#### EXERCISE TASK:
Can you give all the records again without altering a single character?

[Data entries for graphics]

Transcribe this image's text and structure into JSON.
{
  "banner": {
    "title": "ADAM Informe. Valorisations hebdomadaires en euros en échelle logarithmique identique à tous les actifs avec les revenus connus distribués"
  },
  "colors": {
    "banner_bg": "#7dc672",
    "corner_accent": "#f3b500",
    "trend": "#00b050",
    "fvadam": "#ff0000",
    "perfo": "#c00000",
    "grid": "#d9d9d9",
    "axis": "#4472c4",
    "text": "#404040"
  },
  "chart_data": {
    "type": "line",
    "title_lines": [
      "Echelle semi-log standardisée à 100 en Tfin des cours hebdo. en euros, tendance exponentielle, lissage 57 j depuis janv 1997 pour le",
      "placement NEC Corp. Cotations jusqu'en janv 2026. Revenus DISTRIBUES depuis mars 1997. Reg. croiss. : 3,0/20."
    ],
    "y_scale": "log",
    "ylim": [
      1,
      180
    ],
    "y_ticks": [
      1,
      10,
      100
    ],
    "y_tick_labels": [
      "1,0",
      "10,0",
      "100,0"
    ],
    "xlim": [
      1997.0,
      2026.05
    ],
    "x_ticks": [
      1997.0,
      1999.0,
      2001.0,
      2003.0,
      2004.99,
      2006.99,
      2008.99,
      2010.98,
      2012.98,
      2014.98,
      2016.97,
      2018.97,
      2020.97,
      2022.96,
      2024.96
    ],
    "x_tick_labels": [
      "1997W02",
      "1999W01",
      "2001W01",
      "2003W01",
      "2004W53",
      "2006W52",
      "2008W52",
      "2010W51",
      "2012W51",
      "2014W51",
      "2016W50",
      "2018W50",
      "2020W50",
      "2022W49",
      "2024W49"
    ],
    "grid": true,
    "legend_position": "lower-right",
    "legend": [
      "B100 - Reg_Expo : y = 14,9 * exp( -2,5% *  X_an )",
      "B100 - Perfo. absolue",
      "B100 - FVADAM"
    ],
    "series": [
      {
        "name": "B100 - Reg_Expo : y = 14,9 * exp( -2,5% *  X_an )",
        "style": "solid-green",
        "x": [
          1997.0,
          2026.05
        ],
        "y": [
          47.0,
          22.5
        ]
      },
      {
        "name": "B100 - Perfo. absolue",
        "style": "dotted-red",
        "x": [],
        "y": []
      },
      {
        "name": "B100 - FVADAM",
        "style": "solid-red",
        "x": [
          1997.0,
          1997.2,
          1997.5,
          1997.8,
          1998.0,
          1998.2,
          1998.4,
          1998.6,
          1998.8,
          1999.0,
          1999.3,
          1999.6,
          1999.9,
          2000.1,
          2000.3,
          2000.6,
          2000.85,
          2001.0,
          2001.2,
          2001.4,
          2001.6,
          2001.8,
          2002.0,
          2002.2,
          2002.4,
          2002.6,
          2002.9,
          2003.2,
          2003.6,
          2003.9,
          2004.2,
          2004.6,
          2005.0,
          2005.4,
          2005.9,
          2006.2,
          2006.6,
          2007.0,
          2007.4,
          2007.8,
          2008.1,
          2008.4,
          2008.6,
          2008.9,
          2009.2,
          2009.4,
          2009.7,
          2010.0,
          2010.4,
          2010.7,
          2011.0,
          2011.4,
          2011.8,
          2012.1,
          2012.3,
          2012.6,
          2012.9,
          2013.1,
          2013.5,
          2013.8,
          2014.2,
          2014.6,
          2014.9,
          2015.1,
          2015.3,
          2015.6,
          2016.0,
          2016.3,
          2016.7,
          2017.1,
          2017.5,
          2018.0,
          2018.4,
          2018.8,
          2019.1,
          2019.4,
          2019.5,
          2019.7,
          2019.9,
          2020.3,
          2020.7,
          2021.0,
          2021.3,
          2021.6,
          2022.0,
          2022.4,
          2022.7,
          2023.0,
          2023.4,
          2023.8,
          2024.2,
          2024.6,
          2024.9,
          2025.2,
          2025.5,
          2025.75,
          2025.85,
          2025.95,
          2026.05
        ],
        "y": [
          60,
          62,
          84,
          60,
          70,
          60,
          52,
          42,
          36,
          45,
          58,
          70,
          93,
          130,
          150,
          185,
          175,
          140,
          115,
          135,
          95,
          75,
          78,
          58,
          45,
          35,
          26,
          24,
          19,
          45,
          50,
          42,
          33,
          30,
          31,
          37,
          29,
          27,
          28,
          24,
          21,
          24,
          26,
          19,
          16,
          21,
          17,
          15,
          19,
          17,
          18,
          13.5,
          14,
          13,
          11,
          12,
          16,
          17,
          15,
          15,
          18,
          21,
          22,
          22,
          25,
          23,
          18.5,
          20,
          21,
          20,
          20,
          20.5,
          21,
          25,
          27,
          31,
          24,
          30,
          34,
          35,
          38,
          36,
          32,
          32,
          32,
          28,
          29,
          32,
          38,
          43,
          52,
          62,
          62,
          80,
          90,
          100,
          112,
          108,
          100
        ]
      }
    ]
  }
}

#### RESULT BELOW:
Transcribe this image's text and structure into JSON.
{
  "banner": {
    "title": "ADAM Informe. Valorisations hebdomadaires en euros en échelle logarithmique identique à tous les actifs avec les revenus connus distribués"
  },
  "colors": {
    "banner_bg": "#7dc672",
    "corner_accent": "#f3b500",
    "trend": "#00b050",
    "fvadam": "#ff0000",
    "perfo": "#c00000",
    "grid": "#d9d9d9",
    "axis": "#4472c4",
    "text": "#404040"
  },
  "chart_data": {
    "type": "line",
    "title_lines": [
      "Echelle semi-log standardisée à 100 en Tfin des cours hebdo. en euros, tendance exponentielle, lissage 57 j depuis janv 1997 pour le",
      "placement NEC Corp. Cotations jusqu'en janv 2026. Revenus DISTRIBUES depuis mars 1997. Reg. croiss. : 3,0/20."
    ],
    "y_scale": "log",
    "ylim": [
      1,
      180
    ],
    "y_ticks": [
      1,
      10,
      100
    ],
    "y_tick_labels": [
      "1,0",
      "10,0",
      "100,0"
    ],
    "xlim": [
      1997.0,
      2026.05
    ],
    "x_ticks": [
      1997.0,
      1999.0,
      2001.0,
      2003.0,
      2004.99,
      2006.99,
      2008.99,
      2010.98,
      2012.98,
      2014.98,
      2016.97,
      2018.97,
      2020.97,
      2022.96,
      2024.96
    ],
    "x_tick_labels": [
      "1997W02",
      "1999W01",
      "2001W01",
      "2003W01",
      "2004W53",
      "2006W52",
      "2008W52",
      "2010W51",
      "2012W51",
      "2014W51",
      "2016W50",
      "2018W50",
      "2020W50",
      "2022W49",
      "2024W49"
    ],
    "grid": true,
    "legend_position": "lower-right",
    "legend": [
      "B100 - Reg_Expo : y = 14,9 * exp( -2,5% *  X_an )",
      "B100 - Perfo. absolue",
      "B100 - FVADAM"
    ],
    "series": [
      {
        "name": "B100 - Reg_Expo : y = 14,9 * exp( -2,5% *  X_an )",
        "style": "solid-green",
        "x": [
          1997.0,
          2026.05
        ],
        "y": [
          47.0,
          22.5
        ]
      },
      {
        "name": "B100 - Perfo. absolue",
        "style": "dotted-red",
        "x": [],
        "y": []
      },
      {
        "name": "B100 - FVADAM",
        "style": "solid-red",
        "x": [
          1997.0,
          1997.2,
          1997.5,
          1997.8,
          1998.0,
          1998.2,
          1998.4,
          1998.6,
          1998.8,
          1999.0,
          1999.3,
          1999.6,
          1999.9,
          2000.1,
          2000.3,
          2000.6,
          2000.85,
          2001.0,
          2001.2,
          2001.4,
          2001.6,
          2001.8,
          2002.0,
          2002.2,
          2002.4,
          2002.6,
          2002.9,
          2003.2,
          2003.6,
          2003.9,
          2004.2,
          2004.6,
          2005.0,
          2005.4,
          2005.9,
          2006.2,
          2006.6,
          2007.0,
          2007.4,
          2007.8,
          2008.1,
          2008.4,
          2008.6,
          2008.9,
          2009.2,
          2009.4,
          2009.7,
          2010.0,
          2010.4,
          2010.7,
          2011.0,
          2011.4,
          2011.8,
          2012.1,
          2012.3,
          2012.6,
          2012.9,
          2013.1,
          2013.5,
          2013.8,
          2014.2,
          2014.6,
          2014.9,
          2015.1,
          2015.3,
          2015.6,
          2016.0,
          2016.3,
          2016.7,
          2017.1,
          2017.5,
          2018.0,
          2018.4,
          2018.8,
          2019.1,
          2019.4,
          2019.5,
          2019.7,
          2019.9,
          2020.3,
          2020.7,
          2021.0,
          2021.3,
          2021.6,
          2022.0,
          2022.4,
          2022.7,
          2023.0,
          2023.4,
          2023.8,
          2024.2,
          2024.6,
          2024.9,
          2025.2,
          2025.5,
          2025.75,
          2025.85,
          2025.95,
          2026.05
        ],
        "y": [
          60,
          62,
          84,
          60,
          70,
          60,
          52,
          42,
          36,
          45,
          58,
          70,
          93,
          130,
          150,
          185,
          175,
          140,
          115,
          135,
          95,
          75,
          78,
          58,
          45,
          35,
          26,
          24,
          19,
          45,
          50,
          42,
          33,
          30,
          31,
          37,
          29,
          27,
          28,
          24,
          21,
          24,
          26,
          19,
          16,
          21,
          17,
          15,
          19,
          17,
          18,
          13.5,
          14,
          13,
          11,
          12,
          16,
          17,
          15,
          15,
          18,
          21,
          22,
          22,
          25,
          23,
          18.5,
          20,
          21,
          20,
          20,
          20.5,
          21,
          25,
          27,
          31,
          24,
          30,
          34,
          35,
          38,
          36,
          32,
          32,
          32,
          28,
          29,
          32,
          38,
          43,
          52,
          62,
          62,
          80,
          90,
          100,
          112,
          108,
          100
        ]
      }
    ]
  }
}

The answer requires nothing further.